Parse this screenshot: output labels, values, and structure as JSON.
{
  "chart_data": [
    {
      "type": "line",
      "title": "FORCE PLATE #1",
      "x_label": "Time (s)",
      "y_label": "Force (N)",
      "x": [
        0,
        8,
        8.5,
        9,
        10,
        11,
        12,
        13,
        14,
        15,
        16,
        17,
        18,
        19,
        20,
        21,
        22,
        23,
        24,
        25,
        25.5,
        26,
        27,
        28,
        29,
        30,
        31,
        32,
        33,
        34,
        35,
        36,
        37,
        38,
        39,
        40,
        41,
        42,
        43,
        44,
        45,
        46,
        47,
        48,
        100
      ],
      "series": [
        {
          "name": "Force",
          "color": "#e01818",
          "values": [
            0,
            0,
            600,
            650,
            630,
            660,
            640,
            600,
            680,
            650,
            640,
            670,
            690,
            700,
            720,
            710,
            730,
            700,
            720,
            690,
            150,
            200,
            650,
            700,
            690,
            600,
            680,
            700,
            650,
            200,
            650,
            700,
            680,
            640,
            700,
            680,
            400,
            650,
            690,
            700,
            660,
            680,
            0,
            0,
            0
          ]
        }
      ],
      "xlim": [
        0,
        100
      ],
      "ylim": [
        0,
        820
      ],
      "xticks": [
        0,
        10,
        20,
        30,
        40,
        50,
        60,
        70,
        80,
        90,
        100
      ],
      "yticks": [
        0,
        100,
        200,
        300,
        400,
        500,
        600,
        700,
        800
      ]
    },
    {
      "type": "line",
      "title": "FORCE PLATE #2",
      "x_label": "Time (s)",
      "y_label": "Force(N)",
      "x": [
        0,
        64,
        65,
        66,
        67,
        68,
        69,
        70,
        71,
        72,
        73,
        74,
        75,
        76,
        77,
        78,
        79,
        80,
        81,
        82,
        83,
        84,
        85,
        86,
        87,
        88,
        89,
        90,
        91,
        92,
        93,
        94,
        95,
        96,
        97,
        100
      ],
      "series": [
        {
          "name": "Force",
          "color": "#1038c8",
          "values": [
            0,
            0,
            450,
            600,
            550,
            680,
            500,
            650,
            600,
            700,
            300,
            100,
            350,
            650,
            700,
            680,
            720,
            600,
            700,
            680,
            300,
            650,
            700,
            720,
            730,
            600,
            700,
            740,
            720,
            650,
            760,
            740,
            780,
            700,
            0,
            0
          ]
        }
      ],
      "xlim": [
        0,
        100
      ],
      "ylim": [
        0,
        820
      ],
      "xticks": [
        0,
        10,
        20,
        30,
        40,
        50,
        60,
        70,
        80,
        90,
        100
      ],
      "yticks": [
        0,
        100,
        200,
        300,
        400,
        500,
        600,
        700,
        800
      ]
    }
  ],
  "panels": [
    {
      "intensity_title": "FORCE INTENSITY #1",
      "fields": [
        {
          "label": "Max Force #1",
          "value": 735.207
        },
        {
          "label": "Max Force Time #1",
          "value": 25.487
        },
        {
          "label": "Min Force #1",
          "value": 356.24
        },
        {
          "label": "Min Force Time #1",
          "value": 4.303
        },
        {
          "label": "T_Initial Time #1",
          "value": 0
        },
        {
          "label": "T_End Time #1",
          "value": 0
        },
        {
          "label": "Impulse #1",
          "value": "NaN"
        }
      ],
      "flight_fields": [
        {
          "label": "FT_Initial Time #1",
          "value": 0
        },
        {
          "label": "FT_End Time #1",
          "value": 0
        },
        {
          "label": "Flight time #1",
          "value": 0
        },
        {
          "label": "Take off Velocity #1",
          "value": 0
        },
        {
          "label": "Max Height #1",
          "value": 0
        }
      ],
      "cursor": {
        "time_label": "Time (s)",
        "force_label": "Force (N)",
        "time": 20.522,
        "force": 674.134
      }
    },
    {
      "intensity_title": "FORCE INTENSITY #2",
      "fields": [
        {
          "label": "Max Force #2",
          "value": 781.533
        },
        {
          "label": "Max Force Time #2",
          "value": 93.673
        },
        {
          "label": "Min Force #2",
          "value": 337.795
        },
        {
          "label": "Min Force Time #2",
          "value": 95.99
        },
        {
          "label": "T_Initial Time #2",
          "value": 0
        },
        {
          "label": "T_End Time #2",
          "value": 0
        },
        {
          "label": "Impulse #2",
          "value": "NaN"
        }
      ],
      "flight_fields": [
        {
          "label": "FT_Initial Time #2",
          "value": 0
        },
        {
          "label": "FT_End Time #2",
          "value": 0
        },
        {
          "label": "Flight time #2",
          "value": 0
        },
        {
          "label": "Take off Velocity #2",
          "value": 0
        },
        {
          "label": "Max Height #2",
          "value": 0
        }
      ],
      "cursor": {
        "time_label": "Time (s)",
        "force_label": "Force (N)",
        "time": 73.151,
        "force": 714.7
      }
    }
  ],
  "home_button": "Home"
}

────

→ **Written instruction**
Go through the listing and copy all of it exactly.

→ **Task answer**
Parse this screenshot: output labels, values, and structure as JSON.
{
  "chart_data": [
    {
      "type": "line",
      "title": "FORCE PLATE #1",
      "x_label": "Time (s)",
      "y_label": "Force (N)",
      "x": [
        0,
        8,
        8.5,
        9,
        10,
        11,
        12,
        13,
        14,
        15,
        16,
        17,
        18,
        19,
        20,
        21,
        22,
        23,
        24,
        25,
        25.5,
        26,
        27,
        28,
        29,
        30,
        31,
        32,
        33,
        34,
        35,
        36,
        37,
        38,
        39,
        40,
        41,
        42,
        43,
        44,
        45,
        46,
        47,
        48,
        100
      ],
      "series": [
        {
          "name": "Force",
          "color": "#e01818",
          "values": [
            0,
            0,
            600,
            650,
            630,
            660,
            640,
            600,
            680,
            650,
            640,
            670,
            690,
            700,
            720,
            710,
            730,
            700,
            720,
            690,
            150,
            200,
            650,
            700,
            690,
            600,
            680,
            700,
            650,
            200,
            650,
            700,
            680,
            640,
            700,
            680,
            400,
            650,
            690,
            700,
            660,
            680,
            0,
            0,
            0
          ]
        }
      ],
      "xlim": [
        0,
        100
      ],
      "ylim": [
        0,
        820
      ],
      "xticks": [
        0,
        10,
        20,
        30,
        40,
        50,
        60,
        70,
        80,
        90,
        100
      ],
      "yticks": [
        0,
        100,
        200,
        300,
        400,
        500,
        600,
        700,
        800
      ]
    },
    {
      "type": "line",
      "title": "FORCE PLATE #2",
      "x_label": "Time (s)",
      "y_label": "Force(N)",
      "x": [
        0,
        64,
        65,
        66,
        67,
        68,
        69,
        70,
        71,
        72,
        73,
        74,
        75,
        76,
        77,
        78,
        79,
        80,
        81,
        82,
        83,
        84,
        85,
        86,
        87,
        88,
        89,
        90,
        91,
        92,
        93,
        94,
        95,
        96,
        97,
        100
      ],
      "series": [
        {
          "name": "Force",
          "color": "#1038c8",
          "values": [
            0,
            0,
            450,
            600,
            550,
            680,
            500,
            650,
            600,
            700,
            300,
            100,
            350,
            650,
            700,
            680,
            720,
            600,
            700,
            680,
            300,
            650,
            700,
            720,
            730,
            600,
            700,
            740,
            720,
            650,
            760,
            740,
            780,
            700,
            0,
            0
          ]
        }
      ],
      "xlim": [
        0,
        100
      ],
      "ylim": [
        0,
        820
      ],
      "xticks": [
        0,
        10,
        20,
        30,
        40,
        50,
        60,
        70,
        80,
        90,
        100
      ],
      "yticks": [
        0,
        100,
        200,
        300,
        400,
        500,
        600,
        700,
        800
      ]
    }
  ],
  "panels": [
    {
      "intensity_title": "FORCE INTENSITY #1",
      "fields": [
        {
          "label": "Max Force #1",
          "value": 735.207
        },
        {
          "label": "Max Force Time #1",
          "value": 25.487
        },
        {
          "label": "Min Force #1",
          "value": 356.24
        },
        {
          "label": "Min Force Time #1",
          "value": 4.303
        },
        {
          "label": "T_Initial Time #1",
          "value": 0
        },
        {
          "label": "T_End Time #1",
          "value": 0
        },
        {
          "label": "Impulse #1",
          "value": "NaN"
        }
      ],
      "flight_fields": [
        {
          "label": "FT_Initial Time #1",
          "value": 0
        },
        {
          "label": "FT_End Time #1",
          "value": 0
        },
        {
          "label": "Flight time #1",
          "value": 0
        },
        {
          "label": "Take off Velocity #1",
          "value": 0
        },
        {
          "label": "Max Height #1",
          "value": 0
        }
      ],
      "cursor": {
        "time_label": "Time (s)",
        "force_label": "Force (N)",
        "time": 20.522,
        "force": 674.134
      }
    },
    {
      "intensity_title": "FORCE INTENSITY #2",
      "fields": [
        {
          "label": "Max Force #2",
          "value": 781.533
        },
        {
          "label": "Max Force Time #2",
          "value": 93.673
        },
        {
          "label": "Min Force #2",
          "value": 337.795
        },
        {
          "label": "Min Force Time #2",
          "value": 95.99
        },
        {
          "label": "T_Initial Time #2",
          "value": 0
        },
        {
          "label": "T_End Time #2",
          "value": 0
        },
        {
          "label": "Impulse #2",
          "value": "NaN"
        }
      ],
      "flight_fields": [
        {
          "label": "FT_Initial Time #2",
          "value": 0
        },
        {
          "label": "FT_End Time #2",
          "value": 0
        },
        {
          "label": "Flight time #2",
          "value": 0
        },
        {
          "label": "Take off Velocity #2",
          "value": 0
        },
        {
          "label": "Max Height #2",
          "value": 0
        }
      ],
      "cursor": {
        "time_label": "Time (s)",
        "force_label": "Force (N)",
        "time": 73.151,
        "force": 714.7
      }
    }
  ],
  "home_button": "Home"
}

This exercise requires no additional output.